◆ Instructions to follow: Make an exact copy of the records, with the images left out.

◆ Listed entries:
- - - - - - -
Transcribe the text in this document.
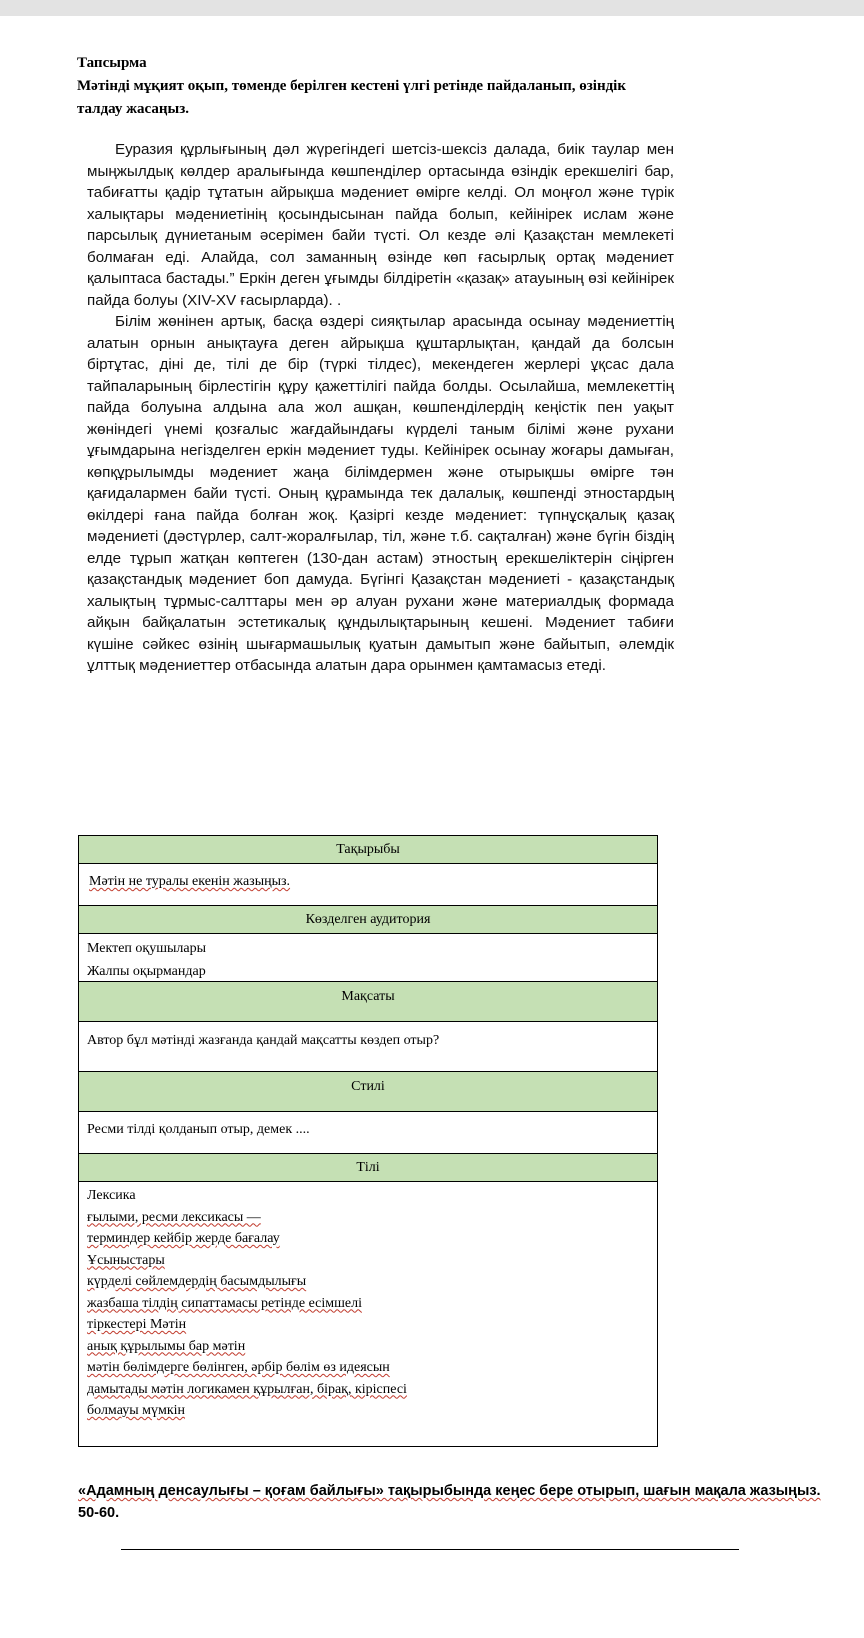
Тапсырма
Мәтінді мұқият оқып, төменде берілген кестені үлгі ретінде пайдаланып, өзіндік
талдау жасаңыз.

Еуразия құрлығының дәл жүрегіндегі шетсіз-шексіз далада, биік таулар мен мыңжылдық көлдер аралығында көшпенділер ортасында өзіндік ерекшелігі бар, табиғатты қадір тұтатын айрықша мәдениет өмірге келді. Ол моңғол және түрік халықтары мәдениетінің қосындысынан пайда болып, кейінірек ислам және парсылық дүниетаным әсерімен байи түсті. Ол кезде әлі Қазақстан мемлекеті болмаған еді. Алайда, сол заманның өзінде көп ғасырлық ортақ мәдениет қалыптаса бастады.” Еркін деген ұғымды білдіретін «қазақ» атауының өзі кейінірек пайда болуы (XIV-XV ғасырларда). .

Білім жөнінен артық, басқа өздері сияқтылар арасында осынау мәдениеттің алатын орнын анықтауға деген айрықша құштарлықтан, қандай да болсын біртұтас, діні де, тілі де бір (түркі тілдес), мекендеген жерлері ұқсас дала тайпаларының бірлестігін құру қажеттілігі пайда болды. Осылайша, мемлекеттің пайда болуына алдына ала жол ашқан, көшпенділердің кеңістік пен уақыт жөніндегі үнемі қозғалыс жағдайындағы күрделі таным білімі және рухани ұғымдарына негізделген еркін мәдениет туды. Кейінірек осынау жоғары дамыған, көпқұрылымды мәдениет жаңа білімдермен және отырықшы өмірге тән қағидалармен байи түсті. Оның құрамында тек далалық, көшпенді этностардың өкілдері ғана пайда болған жоқ. Қазіргі кезде мәдениет: түпнұсқалық қазақ мәдениеті (дәстүрлер, салт-жоралғылар, тіл, және т.б. сақталған) және бүгін біздің елде тұрып жатқан көптеген (130-дан астам) этностың ерекшеліктерін сіңірген қазақстандық мәдениет боп дамуда. Бүгінгі Қазақстан мәдениеті - қазақстандық халықтың тұрмыс-салттары мен әр алуан рухани және материалдық формада айқын байқалатын эстетикалық құндылықтарының кешені. Мәдениет табиғи күшіне сәйкес өзінің шығармашылық қуатын дамытып және байытып, әлемдік ұлттық мәдениеттер отбасында алатын дара орынмен қамтамасыз етеді.

Тақырыбы
Мәтін не туралы екенін жазыңыз.
Көзделген аудитория
Мектеп оқушылары
Жалпы оқырмандар
Мақсаты
Автор бұл мәтінді жазғанда қандай мақсатты көздеп отыр?
Стилі
Ресми тілді қолданып отыр, демек ....
Тілі
Лексика
ғылыми, ресми лексикасы —
терминдер кейбір жерде бағалау
Ұсыныстары
күрделі сөйлемдердің басымдылығы
жазбаша тілдің сипаттамасы ретінде есімшелі
тіркестері Мәтін
анық құрылымы бар мәтін
мәтін бөлімдерге бөлінген, әрбір бөлім өз идеясын
дамытады мәтін логикамен құрылған, бірақ, кіріспесі
болмауы мүмкін
«Адамның денсаулығы – қоғам байлығы» тақырыбында кеңес бере отырып, шағын мақала жазыңыз.
50-60.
- - - - - - -
◆ Full solution:
Transcribe the text in this document.
Тапсырма
Мәтінді мұқият оқып, төменде берілген кестені үлгі ретінде пайдаланып, өзіндік
талдау жасаңыз.

Еуразия құрлығының дәл жүрегіндегі шетсіз-шексіз далада, биік таулар мен мыңжылдық көлдер аралығында көшпенділер ортасында өзіндік ерекшелігі бар, табиғатты қадір тұтатын айрықша мәдениет өмірге келді. Ол моңғол және түрік халықтары мәдениетінің қосындысынан пайда болып, кейінірек ислам және парсылық дүниетаным әсерімен байи түсті. Ол кезде әлі Қазақстан мемлекеті болмаған еді. Алайда, сол заманның өзінде көп ғасырлық ортақ мәдениет қалыптаса бастады.” Еркін деген ұғымды білдіретін «қазақ» атауының өзі кейінірек пайда болуы (XIV-XV ғасырларда). .

Білім жөнінен артық, басқа өздері сияқтылар арасында осынау мәдениеттің алатын орнын анықтауға деген айрықша құштарлықтан, қандай да болсын біртұтас, діні де, тілі де бір (түркі тілдес), мекендеген жерлері ұқсас дала тайпаларының бірлестігін құру қажеттілігі пайда болды. Осылайша, мемлекеттің пайда болуына алдына ала жол ашқан, көшпенділердің кеңістік пен уақыт жөніндегі үнемі қозғалыс жағдайындағы күрделі таным білімі және рухани ұғымдарына негізделген еркін мәдениет туды. Кейінірек осынау жоғары дамыған, көпқұрылымды мәдениет жаңа білімдермен және отырықшы өмірге тән қағидалармен байи түсті. Оның құрамында тек далалық, көшпенді этностардың өкілдері ғана пайда болған жоқ. Қазіргі кезде мәдениет: түпнұсқалық қазақ мәдениеті (дәстүрлер, салт-жоралғылар, тіл, және т.б. сақталған) және бүгін біздің елде тұрып жатқан көптеген (130-дан астам) этностың ерекшеліктерін сіңірген қазақстандық мәдениет боп дамуда. Бүгінгі Қазақстан мәдениеті - қазақстандық халықтың тұрмыс-салттары мен әр алуан рухани және материалдық формада айқын байқалатын эстетикалық құндылықтарының кешені. Мәдениет табиғи күшіне сәйкес өзінің шығармашылық қуатын дамытып және байытып, әлемдік ұлттық мәдениеттер отбасында алатын дара орынмен қамтамасыз етеді.

Тақырыбы
Мәтін не туралы екенін жазыңыз.
Көзделген аудитория
Мектеп оқушылары
Жалпы оқырмандар
Мақсаты
Автор бұл мәтінді жазғанда қандай мақсатты көздеп отыр?
Стилі
Ресми тілді қолданып отыр, демек ....
Тілі
Лексика
ғылыми, ресми лексикасы —
терминдер кейбір жерде бағалау
Ұсыныстары
күрделі сөйлемдердің басымдылығы
жазбаша тілдің сипаттамасы ретінде есімшелі
тіркестері Мәтін
анық құрылымы бар мәтін
мәтін бөлімдерге бөлінген, әрбір бөлім өз идеясын
дамытады мәтін логикамен құрылған, бірақ, кіріспесі
болмауы мүмкін
«Адамның денсаулығы – қоғам байлығы» тақырыбында кеңес бере отырып, шағын мақала жазыңыз.
50-60.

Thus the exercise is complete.